[Start SOURCE MATERIAL]

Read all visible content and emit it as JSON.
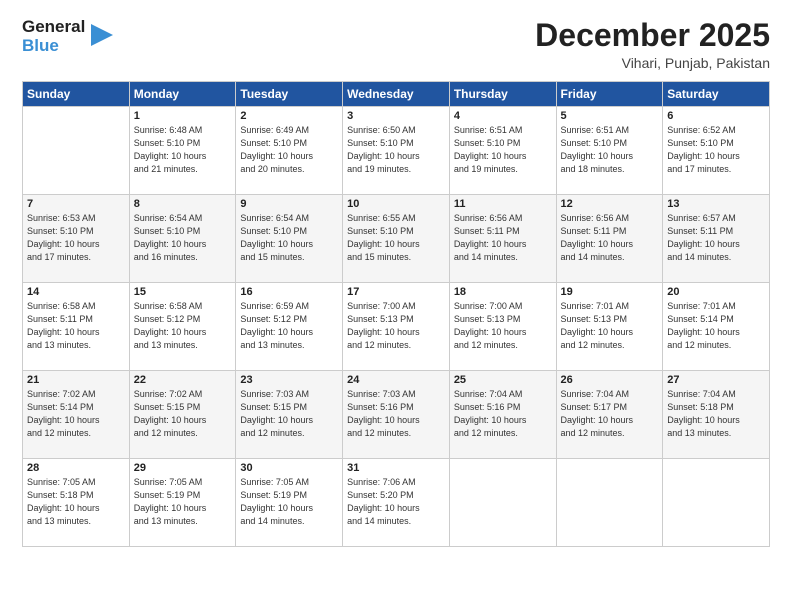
{
  "logo": {
    "text1": "General",
    "text2": "Blue"
  },
  "title": "December 2025",
  "subtitle": "Vihari, Punjab, Pakistan",
  "header_days": [
    "Sunday",
    "Monday",
    "Tuesday",
    "Wednesday",
    "Thursday",
    "Friday",
    "Saturday"
  ],
  "weeks": [
    [
      {
        "day": "",
        "info": ""
      },
      {
        "day": "1",
        "info": "Sunrise: 6:48 AM\nSunset: 5:10 PM\nDaylight: 10 hours\nand 21 minutes."
      },
      {
        "day": "2",
        "info": "Sunrise: 6:49 AM\nSunset: 5:10 PM\nDaylight: 10 hours\nand 20 minutes."
      },
      {
        "day": "3",
        "info": "Sunrise: 6:50 AM\nSunset: 5:10 PM\nDaylight: 10 hours\nand 19 minutes."
      },
      {
        "day": "4",
        "info": "Sunrise: 6:51 AM\nSunset: 5:10 PM\nDaylight: 10 hours\nand 19 minutes."
      },
      {
        "day": "5",
        "info": "Sunrise: 6:51 AM\nSunset: 5:10 PM\nDaylight: 10 hours\nand 18 minutes."
      },
      {
        "day": "6",
        "info": "Sunrise: 6:52 AM\nSunset: 5:10 PM\nDaylight: 10 hours\nand 17 minutes."
      }
    ],
    [
      {
        "day": "7",
        "info": "Sunrise: 6:53 AM\nSunset: 5:10 PM\nDaylight: 10 hours\nand 17 minutes."
      },
      {
        "day": "8",
        "info": "Sunrise: 6:54 AM\nSunset: 5:10 PM\nDaylight: 10 hours\nand 16 minutes."
      },
      {
        "day": "9",
        "info": "Sunrise: 6:54 AM\nSunset: 5:10 PM\nDaylight: 10 hours\nand 15 minutes."
      },
      {
        "day": "10",
        "info": "Sunrise: 6:55 AM\nSunset: 5:10 PM\nDaylight: 10 hours\nand 15 minutes."
      },
      {
        "day": "11",
        "info": "Sunrise: 6:56 AM\nSunset: 5:11 PM\nDaylight: 10 hours\nand 14 minutes."
      },
      {
        "day": "12",
        "info": "Sunrise: 6:56 AM\nSunset: 5:11 PM\nDaylight: 10 hours\nand 14 minutes."
      },
      {
        "day": "13",
        "info": "Sunrise: 6:57 AM\nSunset: 5:11 PM\nDaylight: 10 hours\nand 14 minutes."
      }
    ],
    [
      {
        "day": "14",
        "info": "Sunrise: 6:58 AM\nSunset: 5:11 PM\nDaylight: 10 hours\nand 13 minutes."
      },
      {
        "day": "15",
        "info": "Sunrise: 6:58 AM\nSunset: 5:12 PM\nDaylight: 10 hours\nand 13 minutes."
      },
      {
        "day": "16",
        "info": "Sunrise: 6:59 AM\nSunset: 5:12 PM\nDaylight: 10 hours\nand 13 minutes."
      },
      {
        "day": "17",
        "info": "Sunrise: 7:00 AM\nSunset: 5:13 PM\nDaylight: 10 hours\nand 12 minutes."
      },
      {
        "day": "18",
        "info": "Sunrise: 7:00 AM\nSunset: 5:13 PM\nDaylight: 10 hours\nand 12 minutes."
      },
      {
        "day": "19",
        "info": "Sunrise: 7:01 AM\nSunset: 5:13 PM\nDaylight: 10 hours\nand 12 minutes."
      },
      {
        "day": "20",
        "info": "Sunrise: 7:01 AM\nSunset: 5:14 PM\nDaylight: 10 hours\nand 12 minutes."
      }
    ],
    [
      {
        "day": "21",
        "info": "Sunrise: 7:02 AM\nSunset: 5:14 PM\nDaylight: 10 hours\nand 12 minutes."
      },
      {
        "day": "22",
        "info": "Sunrise: 7:02 AM\nSunset: 5:15 PM\nDaylight: 10 hours\nand 12 minutes."
      },
      {
        "day": "23",
        "info": "Sunrise: 7:03 AM\nSunset: 5:15 PM\nDaylight: 10 hours\nand 12 minutes."
      },
      {
        "day": "24",
        "info": "Sunrise: 7:03 AM\nSunset: 5:16 PM\nDaylight: 10 hours\nand 12 minutes."
      },
      {
        "day": "25",
        "info": "Sunrise: 7:04 AM\nSunset: 5:16 PM\nDaylight: 10 hours\nand 12 minutes."
      },
      {
        "day": "26",
        "info": "Sunrise: 7:04 AM\nSunset: 5:17 PM\nDaylight: 10 hours\nand 12 minutes."
      },
      {
        "day": "27",
        "info": "Sunrise: 7:04 AM\nSunset: 5:18 PM\nDaylight: 10 hours\nand 13 minutes."
      }
    ],
    [
      {
        "day": "28",
        "info": "Sunrise: 7:05 AM\nSunset: 5:18 PM\nDaylight: 10 hours\nand 13 minutes."
      },
      {
        "day": "29",
        "info": "Sunrise: 7:05 AM\nSunset: 5:19 PM\nDaylight: 10 hours\nand 13 minutes."
      },
      {
        "day": "30",
        "info": "Sunrise: 7:05 AM\nSunset: 5:19 PM\nDaylight: 10 hours\nand 14 minutes."
      },
      {
        "day": "31",
        "info": "Sunrise: 7:06 AM\nSunset: 5:20 PM\nDaylight: 10 hours\nand 14 minutes."
      },
      {
        "day": "",
        "info": ""
      },
      {
        "day": "",
        "info": ""
      },
      {
        "day": "",
        "info": ""
      }
    ]
  ]
}
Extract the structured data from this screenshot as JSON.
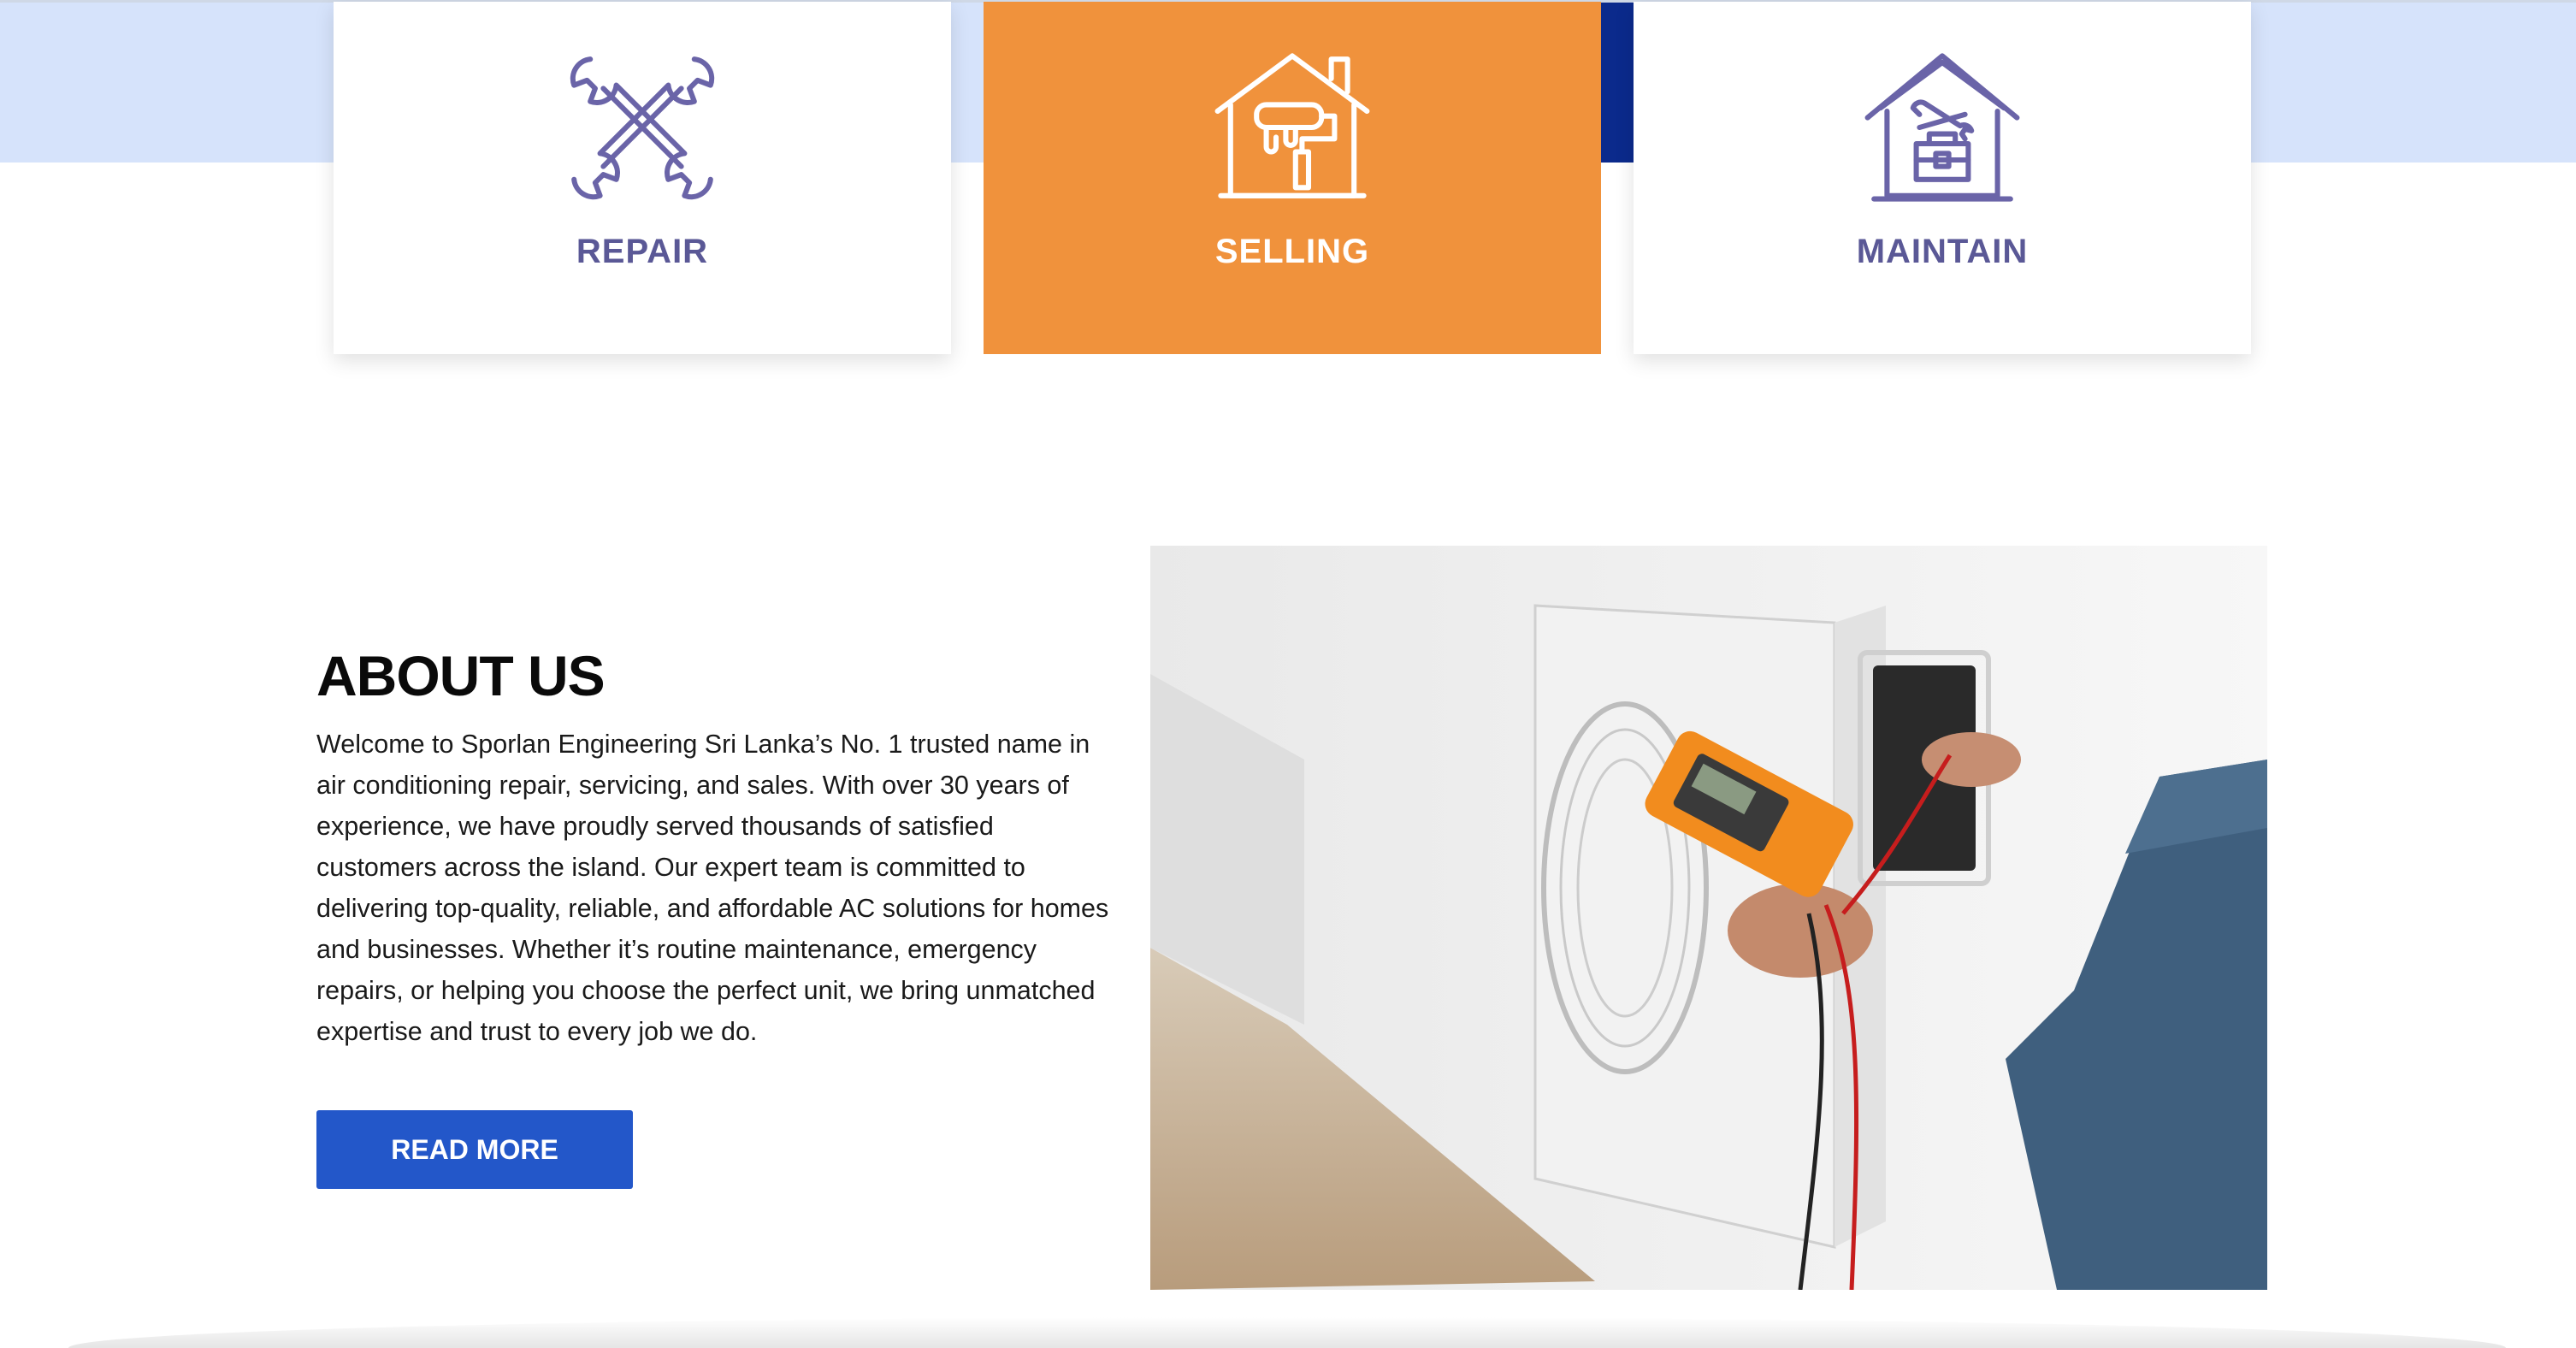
{
  "services": {
    "repair": {
      "label": "REPAIR",
      "icon": "wrench-cross-icon"
    },
    "selling": {
      "label": "SELLING",
      "icon": "house-paint-icon"
    },
    "maintain": {
      "label": "MAINTAIN",
      "icon": "house-toolbox-icon"
    }
  },
  "about": {
    "title": "ABOUT US",
    "body": "Welcome to Sporlan Engineering Sri Lanka’s No. 1 trusted name in air conditioning repair, servicing, and sales. With over 30 years of experience, we have proudly served thousands of satisfied customers across the island. Our expert team is committed to delivering top-quality, reliable, and affordable AC solutions for homes and businesses. Whether it’s routine maintenance, emergency repairs, or helping you choose the perfect unit, we bring unmatched expertise and trust to every job we do.",
    "button_label": "READ MORE"
  },
  "colors": {
    "accent_orange": "#f0923c",
    "icon_purple": "#6a64a8",
    "button_blue": "#2357c9",
    "band_blue": "#d6e3fb"
  }
}
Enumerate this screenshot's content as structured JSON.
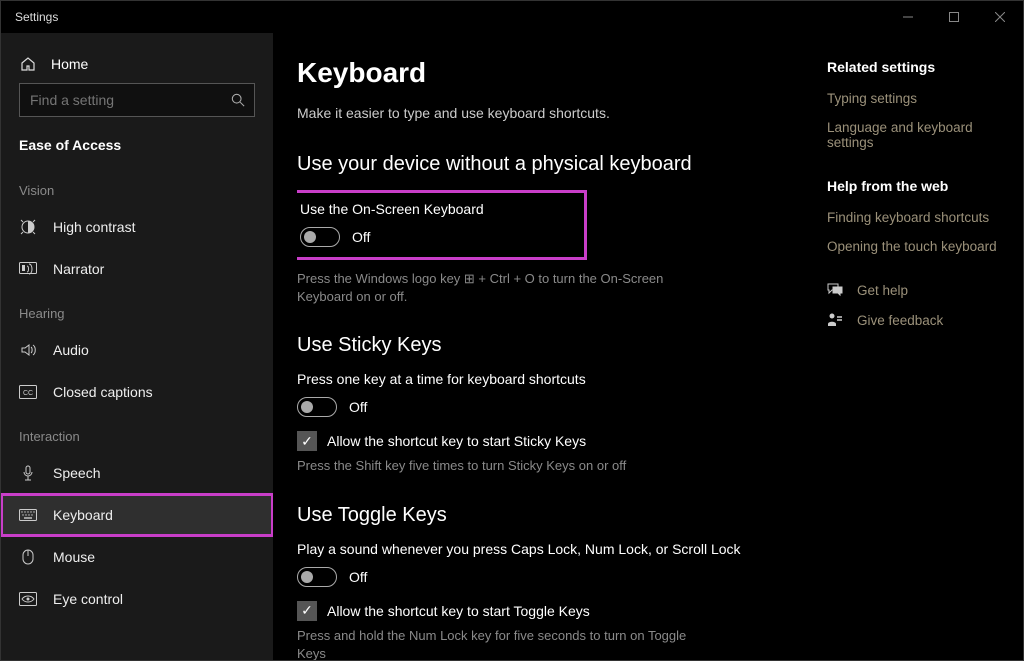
{
  "window": {
    "title": "Settings"
  },
  "sidebar": {
    "home": "Home",
    "search_placeholder": "Find a setting",
    "category": "Ease of Access",
    "groups": [
      {
        "label": "Vision",
        "items": [
          "High contrast",
          "Narrator"
        ]
      },
      {
        "label": "Hearing",
        "items": [
          "Audio",
          "Closed captions"
        ]
      },
      {
        "label": "Interaction",
        "items": [
          "Speech",
          "Keyboard",
          "Mouse",
          "Eye control"
        ]
      }
    ]
  },
  "page": {
    "title": "Keyboard",
    "subtitle": "Make it easier to type and use keyboard shortcuts.",
    "s1": {
      "heading": "Use your device without a physical keyboard",
      "label": "Use the On-Screen Keyboard",
      "state": "Off",
      "hint": "Press the Windows logo key ⊞ + Ctrl + O to turn the On-Screen Keyboard on or off."
    },
    "s2": {
      "heading": "Use Sticky Keys",
      "label": "Press one key at a time for keyboard shortcuts",
      "state": "Off",
      "check": "Allow the shortcut key to start Sticky Keys",
      "hint": "Press the Shift key five times to turn Sticky Keys on or off"
    },
    "s3": {
      "heading": "Use Toggle Keys",
      "label": "Play a sound whenever you press Caps Lock, Num Lock, or Scroll Lock",
      "state": "Off",
      "check": "Allow the shortcut key to start Toggle Keys",
      "hint": "Press and hold the Num Lock key for five seconds to turn on Toggle Keys"
    }
  },
  "right": {
    "related_h": "Related settings",
    "related": [
      "Typing settings",
      "Language and keyboard settings"
    ],
    "help_h": "Help from the web",
    "help": [
      "Finding keyboard shortcuts",
      "Opening the touch keyboard"
    ],
    "gethelp": "Get help",
    "feedback": "Give feedback"
  }
}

[End SOURCE MATERIAL]

- [WHAT THE EXERCISE ASKS]:
Which lines contain the word "screenshot"? Copy each of them.

- [TASK RESPONSE]:
Extract the structured data from this screenshot as JSON.
Enumerate this screenshot's content as structured JSON.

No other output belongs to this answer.